- The problem: Retype the rows without any changes, from the first row through the line with "Text: M: M [341,184,352,198]". Include both of those lines.

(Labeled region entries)
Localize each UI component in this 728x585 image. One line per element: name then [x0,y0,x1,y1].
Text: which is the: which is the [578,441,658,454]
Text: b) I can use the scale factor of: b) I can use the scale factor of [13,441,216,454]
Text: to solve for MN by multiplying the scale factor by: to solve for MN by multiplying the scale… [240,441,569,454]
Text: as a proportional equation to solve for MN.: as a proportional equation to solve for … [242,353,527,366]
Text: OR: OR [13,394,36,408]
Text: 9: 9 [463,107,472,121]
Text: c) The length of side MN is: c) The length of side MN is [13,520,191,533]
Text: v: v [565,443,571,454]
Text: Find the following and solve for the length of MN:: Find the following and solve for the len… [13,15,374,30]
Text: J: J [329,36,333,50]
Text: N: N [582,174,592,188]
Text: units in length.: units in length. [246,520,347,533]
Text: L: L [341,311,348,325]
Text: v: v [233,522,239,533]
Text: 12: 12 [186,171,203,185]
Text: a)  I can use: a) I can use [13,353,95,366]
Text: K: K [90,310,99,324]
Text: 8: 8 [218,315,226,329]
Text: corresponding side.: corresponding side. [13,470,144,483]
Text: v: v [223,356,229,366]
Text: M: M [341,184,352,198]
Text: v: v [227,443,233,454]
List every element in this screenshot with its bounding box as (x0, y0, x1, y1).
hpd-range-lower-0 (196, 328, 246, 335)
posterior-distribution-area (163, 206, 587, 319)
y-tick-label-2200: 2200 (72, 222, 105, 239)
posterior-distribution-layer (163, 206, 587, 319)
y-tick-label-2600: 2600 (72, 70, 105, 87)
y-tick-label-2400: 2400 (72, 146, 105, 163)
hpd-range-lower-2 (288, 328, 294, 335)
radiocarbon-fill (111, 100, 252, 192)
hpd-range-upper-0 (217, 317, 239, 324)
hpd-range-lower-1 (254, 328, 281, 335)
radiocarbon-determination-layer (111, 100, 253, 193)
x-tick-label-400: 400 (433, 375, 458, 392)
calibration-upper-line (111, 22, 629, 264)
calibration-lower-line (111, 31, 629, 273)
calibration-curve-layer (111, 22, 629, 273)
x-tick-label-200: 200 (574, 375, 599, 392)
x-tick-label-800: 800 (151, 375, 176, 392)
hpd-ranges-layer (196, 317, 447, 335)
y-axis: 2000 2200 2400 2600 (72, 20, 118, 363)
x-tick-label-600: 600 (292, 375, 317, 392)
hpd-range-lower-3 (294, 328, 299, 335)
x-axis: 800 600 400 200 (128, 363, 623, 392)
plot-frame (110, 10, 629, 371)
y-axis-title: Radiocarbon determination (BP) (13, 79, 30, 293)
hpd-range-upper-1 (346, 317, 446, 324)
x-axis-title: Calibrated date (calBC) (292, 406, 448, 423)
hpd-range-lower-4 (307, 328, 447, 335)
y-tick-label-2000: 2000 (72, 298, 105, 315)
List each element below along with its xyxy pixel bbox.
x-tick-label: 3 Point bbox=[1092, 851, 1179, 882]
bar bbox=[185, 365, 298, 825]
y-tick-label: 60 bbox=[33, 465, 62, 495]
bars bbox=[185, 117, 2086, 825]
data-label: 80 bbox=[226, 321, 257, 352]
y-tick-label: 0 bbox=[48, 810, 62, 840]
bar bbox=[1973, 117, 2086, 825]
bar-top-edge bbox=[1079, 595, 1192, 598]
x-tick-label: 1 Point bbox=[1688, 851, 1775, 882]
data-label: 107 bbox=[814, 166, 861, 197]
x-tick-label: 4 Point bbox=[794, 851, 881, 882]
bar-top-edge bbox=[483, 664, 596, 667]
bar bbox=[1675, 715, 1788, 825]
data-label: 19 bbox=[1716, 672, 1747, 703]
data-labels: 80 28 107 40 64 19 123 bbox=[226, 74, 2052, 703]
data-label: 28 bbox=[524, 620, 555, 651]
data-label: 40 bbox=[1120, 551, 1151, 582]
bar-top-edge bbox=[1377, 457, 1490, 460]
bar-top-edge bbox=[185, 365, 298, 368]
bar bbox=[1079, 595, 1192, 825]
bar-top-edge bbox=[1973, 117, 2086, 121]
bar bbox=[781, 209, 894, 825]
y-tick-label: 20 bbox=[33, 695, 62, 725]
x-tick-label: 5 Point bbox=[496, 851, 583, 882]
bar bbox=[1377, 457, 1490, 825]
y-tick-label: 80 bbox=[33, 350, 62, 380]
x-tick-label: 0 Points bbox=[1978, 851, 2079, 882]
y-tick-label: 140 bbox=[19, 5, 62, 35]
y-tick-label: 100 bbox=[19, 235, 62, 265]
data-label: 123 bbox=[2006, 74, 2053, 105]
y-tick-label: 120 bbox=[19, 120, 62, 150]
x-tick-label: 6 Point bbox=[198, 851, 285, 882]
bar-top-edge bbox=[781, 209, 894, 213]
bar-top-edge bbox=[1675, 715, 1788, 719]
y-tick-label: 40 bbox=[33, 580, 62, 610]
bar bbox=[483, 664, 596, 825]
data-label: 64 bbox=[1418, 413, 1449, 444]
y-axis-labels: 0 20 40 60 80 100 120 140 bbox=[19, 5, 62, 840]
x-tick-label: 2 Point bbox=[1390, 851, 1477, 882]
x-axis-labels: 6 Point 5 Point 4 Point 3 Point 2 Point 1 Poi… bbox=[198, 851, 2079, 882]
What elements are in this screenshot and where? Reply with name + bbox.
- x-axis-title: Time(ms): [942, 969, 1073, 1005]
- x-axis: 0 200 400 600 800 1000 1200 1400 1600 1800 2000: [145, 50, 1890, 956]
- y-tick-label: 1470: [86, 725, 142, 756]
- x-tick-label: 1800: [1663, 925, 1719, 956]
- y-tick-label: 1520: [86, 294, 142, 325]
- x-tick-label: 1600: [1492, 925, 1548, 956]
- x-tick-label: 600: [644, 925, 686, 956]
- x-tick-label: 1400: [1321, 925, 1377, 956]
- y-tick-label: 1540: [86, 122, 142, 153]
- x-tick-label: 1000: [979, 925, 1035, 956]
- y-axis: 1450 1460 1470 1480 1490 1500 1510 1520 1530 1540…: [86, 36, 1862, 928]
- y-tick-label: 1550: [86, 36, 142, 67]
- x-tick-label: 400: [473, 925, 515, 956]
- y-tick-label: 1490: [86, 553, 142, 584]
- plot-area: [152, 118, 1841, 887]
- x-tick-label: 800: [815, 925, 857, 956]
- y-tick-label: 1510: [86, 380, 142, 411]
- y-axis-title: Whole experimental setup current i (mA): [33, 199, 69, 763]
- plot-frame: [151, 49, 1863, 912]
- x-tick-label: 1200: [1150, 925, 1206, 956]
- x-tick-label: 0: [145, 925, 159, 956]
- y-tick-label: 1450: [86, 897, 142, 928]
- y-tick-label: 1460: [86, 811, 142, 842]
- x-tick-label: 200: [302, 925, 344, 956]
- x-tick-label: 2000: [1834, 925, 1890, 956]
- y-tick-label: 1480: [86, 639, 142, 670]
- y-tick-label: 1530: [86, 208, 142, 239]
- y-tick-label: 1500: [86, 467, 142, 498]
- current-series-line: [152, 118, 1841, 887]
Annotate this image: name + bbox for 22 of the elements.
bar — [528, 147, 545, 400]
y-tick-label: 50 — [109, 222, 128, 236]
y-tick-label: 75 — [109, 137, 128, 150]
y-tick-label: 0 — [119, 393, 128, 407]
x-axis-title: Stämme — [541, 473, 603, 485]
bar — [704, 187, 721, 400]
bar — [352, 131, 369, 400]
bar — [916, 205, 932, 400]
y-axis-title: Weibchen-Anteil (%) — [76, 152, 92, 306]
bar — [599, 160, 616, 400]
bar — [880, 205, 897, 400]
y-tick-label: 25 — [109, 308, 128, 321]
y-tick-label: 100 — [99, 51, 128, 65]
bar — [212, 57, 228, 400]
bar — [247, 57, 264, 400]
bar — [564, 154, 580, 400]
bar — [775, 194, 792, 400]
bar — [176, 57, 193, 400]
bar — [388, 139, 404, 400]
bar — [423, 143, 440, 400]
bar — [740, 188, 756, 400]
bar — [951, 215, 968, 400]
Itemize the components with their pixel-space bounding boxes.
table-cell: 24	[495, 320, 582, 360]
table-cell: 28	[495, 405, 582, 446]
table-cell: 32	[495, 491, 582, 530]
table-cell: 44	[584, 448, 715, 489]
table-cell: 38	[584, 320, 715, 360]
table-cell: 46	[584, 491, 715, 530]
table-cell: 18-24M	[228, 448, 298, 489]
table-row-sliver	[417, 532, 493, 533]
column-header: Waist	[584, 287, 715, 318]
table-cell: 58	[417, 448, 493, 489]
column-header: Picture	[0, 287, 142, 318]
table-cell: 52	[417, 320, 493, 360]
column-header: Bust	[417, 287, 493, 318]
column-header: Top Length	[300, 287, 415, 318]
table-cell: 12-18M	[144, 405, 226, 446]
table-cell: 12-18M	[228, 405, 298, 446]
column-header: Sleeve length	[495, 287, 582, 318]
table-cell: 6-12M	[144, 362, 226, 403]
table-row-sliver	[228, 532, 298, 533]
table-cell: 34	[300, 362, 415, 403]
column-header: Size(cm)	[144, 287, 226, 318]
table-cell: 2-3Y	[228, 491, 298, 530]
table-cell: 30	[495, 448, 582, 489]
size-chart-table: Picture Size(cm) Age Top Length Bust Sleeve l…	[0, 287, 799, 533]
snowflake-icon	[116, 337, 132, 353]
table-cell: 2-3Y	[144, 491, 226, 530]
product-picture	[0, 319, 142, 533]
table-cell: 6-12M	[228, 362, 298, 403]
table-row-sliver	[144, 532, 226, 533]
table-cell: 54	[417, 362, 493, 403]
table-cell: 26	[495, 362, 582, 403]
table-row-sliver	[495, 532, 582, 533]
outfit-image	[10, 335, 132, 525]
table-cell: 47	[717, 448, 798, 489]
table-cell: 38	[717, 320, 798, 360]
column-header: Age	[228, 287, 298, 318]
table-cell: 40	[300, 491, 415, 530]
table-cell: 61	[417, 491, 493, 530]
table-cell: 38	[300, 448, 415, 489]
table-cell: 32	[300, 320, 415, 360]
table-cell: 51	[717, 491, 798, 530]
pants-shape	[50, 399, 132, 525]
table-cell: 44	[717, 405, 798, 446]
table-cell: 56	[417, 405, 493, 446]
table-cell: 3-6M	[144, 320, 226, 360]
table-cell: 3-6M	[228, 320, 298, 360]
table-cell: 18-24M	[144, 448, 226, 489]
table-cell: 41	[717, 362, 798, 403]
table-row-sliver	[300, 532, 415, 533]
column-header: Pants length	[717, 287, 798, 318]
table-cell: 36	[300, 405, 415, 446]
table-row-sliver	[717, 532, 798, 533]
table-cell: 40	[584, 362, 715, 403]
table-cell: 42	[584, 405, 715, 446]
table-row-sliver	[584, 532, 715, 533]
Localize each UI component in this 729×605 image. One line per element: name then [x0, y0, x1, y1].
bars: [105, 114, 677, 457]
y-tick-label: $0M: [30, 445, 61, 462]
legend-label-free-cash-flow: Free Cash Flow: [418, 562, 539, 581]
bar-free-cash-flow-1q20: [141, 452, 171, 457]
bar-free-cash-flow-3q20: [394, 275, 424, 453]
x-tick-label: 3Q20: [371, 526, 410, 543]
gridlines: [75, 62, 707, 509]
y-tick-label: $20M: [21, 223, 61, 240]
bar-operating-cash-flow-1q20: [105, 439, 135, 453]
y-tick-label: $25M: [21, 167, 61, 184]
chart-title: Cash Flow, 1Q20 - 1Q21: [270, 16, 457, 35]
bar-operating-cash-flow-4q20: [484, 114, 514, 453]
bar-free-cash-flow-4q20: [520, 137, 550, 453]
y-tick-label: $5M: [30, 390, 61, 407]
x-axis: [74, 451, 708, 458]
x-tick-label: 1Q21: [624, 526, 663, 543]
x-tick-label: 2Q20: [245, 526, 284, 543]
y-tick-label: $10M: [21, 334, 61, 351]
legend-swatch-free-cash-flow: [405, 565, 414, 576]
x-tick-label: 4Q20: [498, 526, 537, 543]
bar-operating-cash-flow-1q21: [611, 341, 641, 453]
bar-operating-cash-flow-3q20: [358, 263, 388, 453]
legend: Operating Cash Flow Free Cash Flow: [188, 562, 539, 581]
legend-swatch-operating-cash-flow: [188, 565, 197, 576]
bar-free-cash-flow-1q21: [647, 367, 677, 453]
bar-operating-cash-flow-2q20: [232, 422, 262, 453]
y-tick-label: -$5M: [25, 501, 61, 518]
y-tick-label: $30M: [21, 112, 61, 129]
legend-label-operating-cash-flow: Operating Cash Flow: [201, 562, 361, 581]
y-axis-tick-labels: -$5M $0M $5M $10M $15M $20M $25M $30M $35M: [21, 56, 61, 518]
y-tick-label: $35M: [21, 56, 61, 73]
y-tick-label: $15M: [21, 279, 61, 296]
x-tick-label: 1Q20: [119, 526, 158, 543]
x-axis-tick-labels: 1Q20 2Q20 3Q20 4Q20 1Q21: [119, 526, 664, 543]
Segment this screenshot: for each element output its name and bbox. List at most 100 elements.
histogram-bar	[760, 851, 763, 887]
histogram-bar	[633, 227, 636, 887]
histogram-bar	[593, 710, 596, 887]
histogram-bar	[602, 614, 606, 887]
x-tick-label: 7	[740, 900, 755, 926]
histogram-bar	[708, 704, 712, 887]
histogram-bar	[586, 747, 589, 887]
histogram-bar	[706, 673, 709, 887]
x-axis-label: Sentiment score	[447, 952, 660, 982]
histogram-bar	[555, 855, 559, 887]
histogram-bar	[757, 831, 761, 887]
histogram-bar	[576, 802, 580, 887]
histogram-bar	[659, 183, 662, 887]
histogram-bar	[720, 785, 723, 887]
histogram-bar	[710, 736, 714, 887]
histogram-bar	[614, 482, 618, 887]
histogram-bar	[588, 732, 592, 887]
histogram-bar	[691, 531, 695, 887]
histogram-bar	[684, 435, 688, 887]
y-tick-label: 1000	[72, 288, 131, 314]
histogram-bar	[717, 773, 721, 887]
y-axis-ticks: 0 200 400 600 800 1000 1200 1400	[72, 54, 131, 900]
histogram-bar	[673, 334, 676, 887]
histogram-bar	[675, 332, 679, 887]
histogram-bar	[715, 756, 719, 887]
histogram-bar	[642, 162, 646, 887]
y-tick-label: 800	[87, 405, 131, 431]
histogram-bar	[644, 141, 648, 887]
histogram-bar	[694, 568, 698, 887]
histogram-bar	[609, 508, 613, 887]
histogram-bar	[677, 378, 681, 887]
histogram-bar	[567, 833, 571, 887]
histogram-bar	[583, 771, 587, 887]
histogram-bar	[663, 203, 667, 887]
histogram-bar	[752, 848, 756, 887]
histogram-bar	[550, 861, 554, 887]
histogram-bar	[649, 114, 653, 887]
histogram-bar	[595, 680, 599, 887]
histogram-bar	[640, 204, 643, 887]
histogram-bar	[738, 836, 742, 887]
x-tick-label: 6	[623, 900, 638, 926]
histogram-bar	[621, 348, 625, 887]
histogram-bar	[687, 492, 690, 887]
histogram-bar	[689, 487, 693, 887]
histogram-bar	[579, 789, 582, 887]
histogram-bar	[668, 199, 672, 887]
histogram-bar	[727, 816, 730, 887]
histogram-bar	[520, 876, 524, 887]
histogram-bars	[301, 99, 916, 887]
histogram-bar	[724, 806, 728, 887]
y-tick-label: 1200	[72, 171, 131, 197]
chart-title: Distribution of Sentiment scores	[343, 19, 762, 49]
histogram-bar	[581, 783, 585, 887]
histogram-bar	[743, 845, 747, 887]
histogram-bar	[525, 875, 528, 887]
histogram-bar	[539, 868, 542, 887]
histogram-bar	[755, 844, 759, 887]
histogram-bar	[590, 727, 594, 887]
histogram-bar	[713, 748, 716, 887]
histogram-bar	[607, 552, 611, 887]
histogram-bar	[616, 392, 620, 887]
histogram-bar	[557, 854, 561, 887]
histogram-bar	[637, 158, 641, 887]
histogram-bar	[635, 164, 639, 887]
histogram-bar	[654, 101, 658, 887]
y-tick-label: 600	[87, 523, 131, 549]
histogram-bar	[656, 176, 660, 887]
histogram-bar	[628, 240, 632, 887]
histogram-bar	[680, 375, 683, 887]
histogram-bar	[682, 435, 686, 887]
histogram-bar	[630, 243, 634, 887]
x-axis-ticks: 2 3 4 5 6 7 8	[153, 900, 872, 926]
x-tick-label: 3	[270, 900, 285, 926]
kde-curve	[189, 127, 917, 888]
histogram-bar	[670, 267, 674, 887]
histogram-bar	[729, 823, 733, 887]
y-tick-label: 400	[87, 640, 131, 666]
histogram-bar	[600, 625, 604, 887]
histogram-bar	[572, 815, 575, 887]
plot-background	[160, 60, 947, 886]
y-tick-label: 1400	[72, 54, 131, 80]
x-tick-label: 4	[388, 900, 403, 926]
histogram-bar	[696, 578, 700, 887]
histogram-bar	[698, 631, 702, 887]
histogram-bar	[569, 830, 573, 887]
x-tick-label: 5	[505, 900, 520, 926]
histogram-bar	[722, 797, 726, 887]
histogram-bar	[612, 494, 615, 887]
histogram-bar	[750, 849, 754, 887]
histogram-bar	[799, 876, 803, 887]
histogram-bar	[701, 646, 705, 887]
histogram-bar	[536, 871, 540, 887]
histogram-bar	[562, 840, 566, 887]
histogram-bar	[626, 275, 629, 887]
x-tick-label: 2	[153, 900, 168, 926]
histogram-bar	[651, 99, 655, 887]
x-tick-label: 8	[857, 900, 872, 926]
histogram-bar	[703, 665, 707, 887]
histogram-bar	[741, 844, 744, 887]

- Solution for this task:
Localize each UI component in this 728x585 image. One line per element: name then [x0,y0,x1,y1].
Text: which is the: which is the [578,441,658,454]
Text: b) I can use the scale factor of: b) I can use the scale factor of [13,441,216,454]
Text: to solve for MN by multiplying the scale factor by: to solve for MN by multiplying the scale… [240,441,569,454]
Text: as a proportional equation to solve for MN.: as a proportional equation to solve for … [242,353,527,366]
Text: OR: OR [13,394,36,408]
Text: 9: 9 [463,107,472,121]
Text: c) The length of side MN is: c) The length of side MN is [13,520,191,533]
Text: v: v [565,443,571,454]
Text: Find the following and solve for the length of MN:: Find the following and solve for the len… [13,15,374,30]
Text: J: J [329,36,333,50]
Text: N: N [582,174,592,188]
Text: units in length.: units in length. [246,520,347,533]
Text: L: L [341,311,348,325]
Text: v: v [233,522,239,533]
Text: 12: 12 [186,171,203,185]
Text: a)  I can use: a) I can use [13,353,95,366]
Text: K: K [90,310,99,324]
Text: 8: 8 [218,315,226,329]
Text: corresponding side.: corresponding side. [13,470,144,483]
Text: v: v [223,356,229,366]
Text: M: M [341,184,352,198]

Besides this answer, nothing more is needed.